» WRITTEN PROBLEM:
Write the records below out again exactly as given, with no images.

[START OF MATERIAL SUPPLIED]

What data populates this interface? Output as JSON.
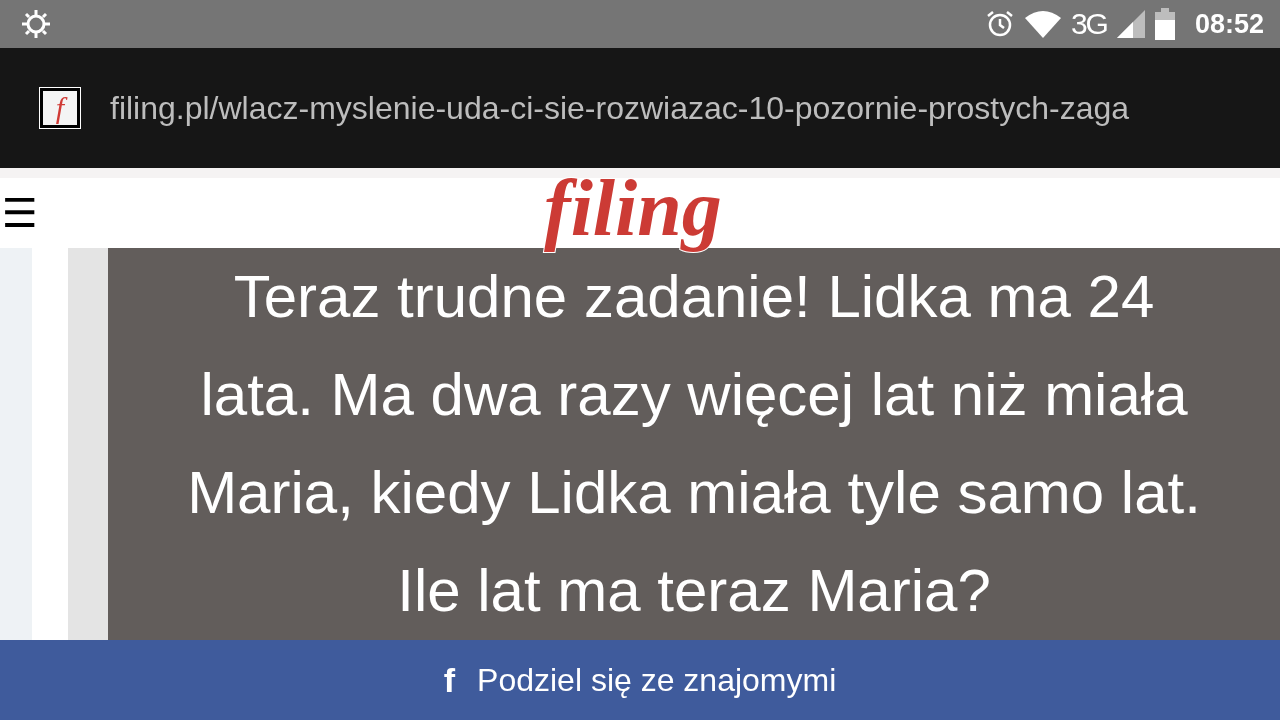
{
  "status_bar": {
    "network": "3G",
    "time": "08:52"
  },
  "address_bar": {
    "favicon_letter": "f",
    "url": "filing.pl/wlacz-myslenie-uda-ci-sie-rozwiazac-10-pozornie-prostych-zaga"
  },
  "header": {
    "menu_glyph": "☰",
    "logo": "filing"
  },
  "article": {
    "question": "Teraz trudne zadanie! Lidka ma 24 lata. Ma dwa razy więcej lat niż miała Maria, kiedy Lidka miała tyle samo lat. Ile lat ma teraz Maria?"
  },
  "share_bar": {
    "icon_letter": "f",
    "label": "Podziel się ze znajomymi"
  }
}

[END OF MATERIAL SUPPLIED]

» FINAL ANSWER:
What data populates this interface? Output as JSON.
{
  "status_bar": {
    "network": "3G",
    "time": "08:52"
  },
  "address_bar": {
    "favicon_letter": "f",
    "url": "filing.pl/wlacz-myslenie-uda-ci-sie-rozwiazac-10-pozornie-prostych-zaga"
  },
  "header": {
    "menu_glyph": "☰",
    "logo": "filing"
  },
  "article": {
    "question": "Teraz trudne zadanie! Lidka ma 24 lata. Ma dwa razy więcej lat niż miała Maria, kiedy Lidka miała tyle samo lat. Ile lat ma teraz Maria?"
  },
  "share_bar": {
    "icon_letter": "f",
    "label": "Podziel się ze znajomymi"
  }
}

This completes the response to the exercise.